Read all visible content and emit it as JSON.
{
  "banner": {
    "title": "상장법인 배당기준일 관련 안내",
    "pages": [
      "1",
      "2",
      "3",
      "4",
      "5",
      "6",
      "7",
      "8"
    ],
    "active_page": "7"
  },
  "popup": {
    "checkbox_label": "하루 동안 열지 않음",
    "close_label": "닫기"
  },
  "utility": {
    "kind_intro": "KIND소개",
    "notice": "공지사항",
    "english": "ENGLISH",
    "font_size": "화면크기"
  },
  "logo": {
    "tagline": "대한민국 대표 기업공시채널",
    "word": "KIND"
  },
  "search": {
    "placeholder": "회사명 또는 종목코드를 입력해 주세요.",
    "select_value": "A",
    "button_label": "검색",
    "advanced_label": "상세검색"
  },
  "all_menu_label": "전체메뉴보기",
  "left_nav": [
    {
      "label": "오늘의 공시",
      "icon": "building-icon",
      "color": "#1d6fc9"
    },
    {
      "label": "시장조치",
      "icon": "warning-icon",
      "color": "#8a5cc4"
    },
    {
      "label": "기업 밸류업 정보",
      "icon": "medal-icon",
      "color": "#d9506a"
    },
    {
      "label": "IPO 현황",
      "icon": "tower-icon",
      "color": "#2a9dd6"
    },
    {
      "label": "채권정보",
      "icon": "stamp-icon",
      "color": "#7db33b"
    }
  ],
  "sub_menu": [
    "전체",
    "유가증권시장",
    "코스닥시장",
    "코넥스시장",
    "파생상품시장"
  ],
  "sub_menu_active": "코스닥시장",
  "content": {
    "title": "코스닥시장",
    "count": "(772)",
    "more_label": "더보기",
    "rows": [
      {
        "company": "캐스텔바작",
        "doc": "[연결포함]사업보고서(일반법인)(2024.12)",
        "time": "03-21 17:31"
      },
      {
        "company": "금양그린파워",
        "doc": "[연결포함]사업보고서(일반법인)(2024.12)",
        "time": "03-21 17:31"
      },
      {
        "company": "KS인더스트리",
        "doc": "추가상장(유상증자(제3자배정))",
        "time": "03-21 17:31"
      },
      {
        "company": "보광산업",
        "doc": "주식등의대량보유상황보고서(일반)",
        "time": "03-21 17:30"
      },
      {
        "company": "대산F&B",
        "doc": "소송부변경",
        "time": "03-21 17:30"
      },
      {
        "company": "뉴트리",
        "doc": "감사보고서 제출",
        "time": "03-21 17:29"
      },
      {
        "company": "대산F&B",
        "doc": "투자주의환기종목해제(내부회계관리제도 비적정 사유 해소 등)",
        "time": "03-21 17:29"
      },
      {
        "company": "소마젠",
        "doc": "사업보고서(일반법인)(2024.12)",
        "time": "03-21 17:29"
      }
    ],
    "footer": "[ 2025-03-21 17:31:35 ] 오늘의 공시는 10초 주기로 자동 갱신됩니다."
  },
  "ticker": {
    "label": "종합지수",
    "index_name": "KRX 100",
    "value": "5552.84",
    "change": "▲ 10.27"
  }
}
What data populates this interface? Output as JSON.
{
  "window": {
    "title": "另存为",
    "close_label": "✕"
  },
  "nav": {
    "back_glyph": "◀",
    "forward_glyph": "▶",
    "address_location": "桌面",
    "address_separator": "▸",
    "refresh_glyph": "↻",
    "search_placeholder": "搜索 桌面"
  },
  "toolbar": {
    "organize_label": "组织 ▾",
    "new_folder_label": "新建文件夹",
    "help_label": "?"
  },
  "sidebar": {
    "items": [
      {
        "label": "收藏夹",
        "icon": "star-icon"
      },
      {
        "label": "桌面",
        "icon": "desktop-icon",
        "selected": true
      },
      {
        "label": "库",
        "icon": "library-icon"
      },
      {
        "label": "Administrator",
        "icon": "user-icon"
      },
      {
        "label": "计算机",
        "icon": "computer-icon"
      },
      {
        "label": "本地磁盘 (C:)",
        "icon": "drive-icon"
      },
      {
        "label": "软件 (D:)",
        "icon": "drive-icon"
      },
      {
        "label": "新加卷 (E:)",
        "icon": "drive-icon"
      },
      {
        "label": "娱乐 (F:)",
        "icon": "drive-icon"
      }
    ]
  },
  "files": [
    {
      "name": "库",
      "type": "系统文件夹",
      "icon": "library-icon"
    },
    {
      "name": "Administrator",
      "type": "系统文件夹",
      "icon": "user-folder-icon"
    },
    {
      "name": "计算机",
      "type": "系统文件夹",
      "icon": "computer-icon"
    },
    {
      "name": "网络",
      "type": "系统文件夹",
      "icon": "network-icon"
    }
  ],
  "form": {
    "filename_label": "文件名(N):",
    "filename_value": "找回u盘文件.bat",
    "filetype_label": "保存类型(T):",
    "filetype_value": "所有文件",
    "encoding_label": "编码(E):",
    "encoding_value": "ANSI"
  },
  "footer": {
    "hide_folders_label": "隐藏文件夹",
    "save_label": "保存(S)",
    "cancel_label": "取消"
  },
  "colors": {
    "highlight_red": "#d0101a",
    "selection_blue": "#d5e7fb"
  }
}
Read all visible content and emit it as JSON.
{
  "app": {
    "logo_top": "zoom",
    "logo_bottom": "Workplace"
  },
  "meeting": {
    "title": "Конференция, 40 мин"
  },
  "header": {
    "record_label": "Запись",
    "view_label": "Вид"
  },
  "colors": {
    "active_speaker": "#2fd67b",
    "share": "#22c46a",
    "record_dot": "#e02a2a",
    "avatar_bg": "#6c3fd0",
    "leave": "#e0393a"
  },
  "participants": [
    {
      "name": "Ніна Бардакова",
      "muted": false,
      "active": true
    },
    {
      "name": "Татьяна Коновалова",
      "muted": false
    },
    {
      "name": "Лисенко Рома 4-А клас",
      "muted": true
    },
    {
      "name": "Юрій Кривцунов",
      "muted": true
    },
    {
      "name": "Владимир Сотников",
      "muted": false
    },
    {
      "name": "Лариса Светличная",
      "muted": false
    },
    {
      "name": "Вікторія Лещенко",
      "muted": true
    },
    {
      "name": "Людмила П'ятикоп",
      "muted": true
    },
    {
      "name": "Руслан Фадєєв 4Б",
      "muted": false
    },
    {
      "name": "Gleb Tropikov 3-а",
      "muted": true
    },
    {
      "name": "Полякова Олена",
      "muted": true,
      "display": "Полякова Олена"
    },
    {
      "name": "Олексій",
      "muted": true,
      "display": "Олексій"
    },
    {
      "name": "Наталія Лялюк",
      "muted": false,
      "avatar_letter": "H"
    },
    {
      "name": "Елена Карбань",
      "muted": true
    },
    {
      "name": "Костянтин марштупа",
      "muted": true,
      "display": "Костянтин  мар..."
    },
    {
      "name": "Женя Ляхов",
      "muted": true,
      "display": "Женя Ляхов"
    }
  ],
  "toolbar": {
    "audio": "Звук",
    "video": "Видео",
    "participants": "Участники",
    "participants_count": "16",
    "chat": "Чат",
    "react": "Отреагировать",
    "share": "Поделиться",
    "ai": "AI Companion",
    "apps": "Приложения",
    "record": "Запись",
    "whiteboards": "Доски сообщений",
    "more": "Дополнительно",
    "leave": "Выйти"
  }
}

**DESCRIPTION OF THE TASK:**
The records above should be returned exactly.

**REPLY TO THE EXERCISE:**
Read all visible content and emit it as JSON.
{
  "banner": {
    "title": "상장법인 배당기준일 관련 안내",
    "pages": [
      "1",
      "2",
      "3",
      "4",
      "5",
      "6",
      "7",
      "8"
    ],
    "active_page": "7"
  },
  "popup": {
    "checkbox_label": "하루 동안 열지 않음",
    "close_label": "닫기"
  },
  "utility": {
    "kind_intro": "KIND소개",
    "notice": "공지사항",
    "english": "ENGLISH",
    "font_size": "화면크기"
  },
  "logo": {
    "tagline": "대한민국 대표 기업공시채널",
    "word": "KIND"
  },
  "search": {
    "placeholder": "회사명 또는 종목코드를 입력해 주세요.",
    "select_value": "A",
    "button_label": "검색",
    "advanced_label": "상세검색"
  },
  "all_menu_label": "전체메뉴보기",
  "left_nav": [
    {
      "label": "오늘의 공시",
      "icon": "building-icon",
      "color": "#1d6fc9"
    },
    {
      "label": "시장조치",
      "icon": "warning-icon",
      "color": "#8a5cc4"
    },
    {
      "label": "기업 밸류업 정보",
      "icon": "medal-icon",
      "color": "#d9506a"
    },
    {
      "label": "IPO 현황",
      "icon": "tower-icon",
      "color": "#2a9dd6"
    },
    {
      "label": "채권정보",
      "icon": "stamp-icon",
      "color": "#7db33b"
    }
  ],
  "sub_menu": [
    "전체",
    "유가증권시장",
    "코스닥시장",
    "코넥스시장",
    "파생상품시장"
  ],
  "sub_menu_active": "코스닥시장",
  "content": {
    "title": "코스닥시장",
    "count": "(772)",
    "more_label": "더보기",
    "rows": [
      {
        "company": "캐스텔바작",
        "doc": "[연결포함]사업보고서(일반법인)(2024.12)",
        "time": "03-21 17:31"
      },
      {
        "company": "금양그린파워",
        "doc": "[연결포함]사업보고서(일반법인)(2024.12)",
        "time": "03-21 17:31"
      },
      {
        "company": "KS인더스트리",
        "doc": "추가상장(유상증자(제3자배정))",
        "time": "03-21 17:31"
      },
      {
        "company": "보광산업",
        "doc": "주식등의대량보유상황보고서(일반)",
        "time": "03-21 17:30"
      },
      {
        "company": "대산F&B",
        "doc": "소송부변경",
        "time": "03-21 17:30"
      },
      {
        "company": "뉴트리",
        "doc": "감사보고서 제출",
        "time": "03-21 17:29"
      },
      {
        "company": "대산F&B",
        "doc": "투자주의환기종목해제(내부회계관리제도 비적정 사유 해소 등)",
        "time": "03-21 17:29"
      },
      {
        "company": "소마젠",
        "doc": "사업보고서(일반법인)(2024.12)",
        "time": "03-21 17:29"
      }
    ],
    "footer": "[ 2025-03-21 17:31:35 ] 오늘의 공시는 10초 주기로 자동 갱신됩니다."
  },
  "ticker": {
    "label": "종합지수",
    "index_name": "KRX 100",
    "value": "5552.84",
    "change": "▲ 10.27"
  }
}
What data populates this interface? Output as JSON.
{
  "window": {
    "title": "另存为",
    "close_label": "✕"
  },
  "nav": {
    "back_glyph": "◀",
    "forward_glyph": "▶",
    "address_location": "桌面",
    "address_separator": "▸",
    "refresh_glyph": "↻",
    "search_placeholder": "搜索 桌面"
  },
  "toolbar": {
    "organize_label": "组织 ▾",
    "new_folder_label": "新建文件夹",
    "help_label": "?"
  },
  "sidebar": {
    "items": [
      {
        "label": "收藏夹",
        "icon": "star-icon"
      },
      {
        "label": "桌面",
        "icon": "desktop-icon",
        "selected": true
      },
      {
        "label": "库",
        "icon": "library-icon"
      },
      {
        "label": "Administrator",
        "icon": "user-icon"
      },
      {
        "label": "计算机",
        "icon": "computer-icon"
      },
      {
        "label": "本地磁盘 (C:)",
        "icon": "drive-icon"
      },
      {
        "label": "软件 (D:)",
        "icon": "drive-icon"
      },
      {
        "label": "新加卷 (E:)",
        "icon": "drive-icon"
      },
      {
        "label": "娱乐 (F:)",
        "icon": "drive-icon"
      }
    ]
  },
  "files": [
    {
      "name": "库",
      "type": "系统文件夹",
      "icon": "library-icon"
    },
    {
      "name": "Administrator",
      "type": "系统文件夹",
      "icon": "user-folder-icon"
    },
    {
      "name": "计算机",
      "type": "系统文件夹",
      "icon": "computer-icon"
    },
    {
      "name": "网络",
      "type": "系统文件夹",
      "icon": "network-icon"
    }
  ],
  "form": {
    "filename_label": "文件名(N):",
    "filename_value": "找回u盘文件.bat",
    "filetype_label": "保存类型(T):",
    "filetype_value": "所有文件",
    "encoding_label": "编码(E):",
    "encoding_value": "ANSI"
  },
  "footer": {
    "hide_folders_label": "隐藏文件夹",
    "save_label": "保存(S)",
    "cancel_label": "取消"
  },
  "colors": {
    "highlight_red": "#d0101a",
    "selection_blue": "#d5e7fb"
  }
}
Read all visible content and emit it as JSON.
{
  "app": {
    "logo_top": "zoom",
    "logo_bottom": "Workplace"
  },
  "meeting": {
    "title": "Конференция, 40 мин"
  },
  "header": {
    "record_label": "Запись",
    "view_label": "Вид"
  },
  "colors": {
    "active_speaker": "#2fd67b",
    "share": "#22c46a",
    "record_dot": "#e02a2a",
    "avatar_bg": "#6c3fd0",
    "leave": "#e0393a"
  },
  "participants": [
    {
      "name": "Ніна Бардакова",
      "muted": false,
      "active": true
    },
    {
      "name": "Татьяна Коновалова",
      "muted": false
    },
    {
      "name": "Лисенко Рома 4-А клас",
      "muted": true
    },
    {
      "name": "Юрій Кривцунов",
      "muted": true
    },
    {
      "name": "Владимир Сотников",
      "muted": false
    },
    {
      "name": "Лариса Светличная",
      "muted": false
    },
    {
      "name": "Вікторія Лещенко",
      "muted": true
    },
    {
      "name": "Людмила П'ятикоп",
      "muted": true
    },
    {
      "name": "Руслан Фадєєв 4Б",
      "muted": false
    },
    {
      "name": "Gleb Tropikov 3-а",
      "muted": true
    },
    {
      "name": "Полякова Олена",
      "muted": true,
      "display": "Полякова Олена"
    },
    {
      "name": "Олексій",
      "muted": true,
      "display": "Олексій"
    },
    {
      "name": "Наталія Лялюк",
      "muted": false,
      "avatar_letter": "H"
    },
    {
      "name": "Елена Карбань",
      "muted": true
    },
    {
      "name": "Костянтин марштупа",
      "muted": true,
      "display": "Костянтин  мар..."
    },
    {
      "name": "Женя Ляхов",
      "muted": true,
      "display": "Женя Ляхов"
    }
  ],
  "toolbar": {
    "audio": "Звук",
    "video": "Видео",
    "participants": "Участники",
    "participants_count": "16",
    "chat": "Чат",
    "react": "Отреагировать",
    "share": "Поделиться",
    "ai": "AI Companion",
    "apps": "Приложения",
    "record": "Запись",
    "whiteboards": "Доски сообщений",
    "more": "Дополнительно",
    "leave": "Выйти"
  }
}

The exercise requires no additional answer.